Stated task: Pictures aside, quote the whole listing exactly.

Begin Provided entries

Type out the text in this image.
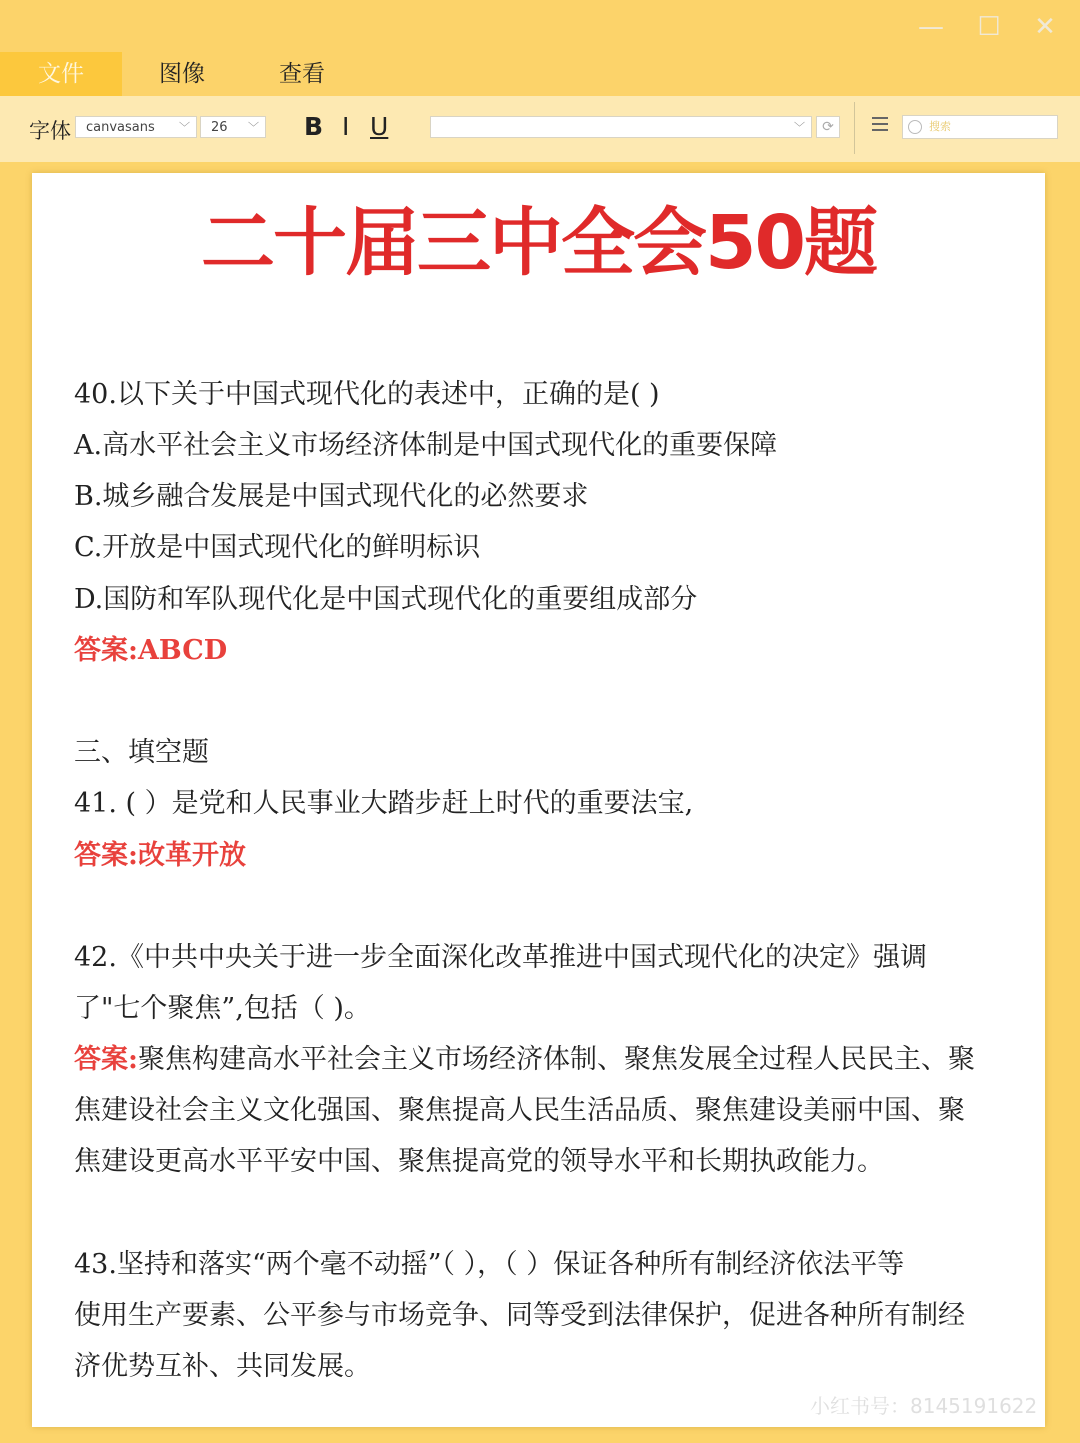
— ☐ ✕
文件	图像	查看
字体	canvasans ﹀	26 ﹀ B I U	﹀	⟳	搜索
二十届三中全会50题
40.以下关于中国式现代化的表述中，正确的是( )
A.高水平社会主义市场经济体制是中国式现代化的重要保障
B.城乡融合发展是中国式现代化的必然要求
C.开放是中国式现代化的鲜明标识
D.国防和军队现代化是中国式现代化的重要组成部分
答案:ABCD
三、填空题
41. ( ）是党和人民事业大踏步赶上时代的重要法宝,
答案:改革开放
42.《中共中央关于进一步全面深化改革推进中国式现代化的决定》强调
了"七个聚焦”,包括（ )。
答案:聚焦构建高水平社会主义市场经济体制、聚焦发展全过程人民民主、聚
焦建设社会主义文化强国、聚焦提高人民生活品质、聚焦建设美丽中国、聚
焦建设更高水平平安中国、聚焦提高党的领导水平和长期执政能力。
43.坚持和落实“两个毫不动摇”（ ），（ ）保证各种所有制经济依法平等
使用生产要素、公平参与市场竞争、同等受到法律保护，促进各种所有制经
济优势互补、共同发展。
小红书号：8145191622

End Provided entries

Exercise output:
Type out the text in this image.
— ☐ ✕
文件	图像	查看
字体	canvasans ﹀	26 ﹀ B I U	﹀	⟳	搜索
二十届三中全会50题
40.以下关于中国式现代化的表述中，正确的是( )
A.高水平社会主义市场经济体制是中国式现代化的重要保障
B.城乡融合发展是中国式现代化的必然要求
C.开放是中国式现代化的鲜明标识
D.国防和军队现代化是中国式现代化的重要组成部分
答案:ABCD
三、填空题
41. ( ）是党和人民事业大踏步赶上时代的重要法宝,
答案:改革开放
42.《中共中央关于进一步全面深化改革推进中国式现代化的决定》强调
了"七个聚焦”,包括（ )。
答案:聚焦构建高水平社会主义市场经济体制、聚焦发展全过程人民民主、聚
焦建设社会主义文化强国、聚焦提高人民生活品质、聚焦建设美丽中国、聚
焦建设更高水平平安中国、聚焦提高党的领导水平和长期执政能力。
43.坚持和落实“两个毫不动摇”（ ），（ ）保证各种所有制经济依法平等
使用生产要素、公平参与市场竞争、同等受到法律保护，促进各种所有制经
济优势互补、共同发展。
小红书号：8145191622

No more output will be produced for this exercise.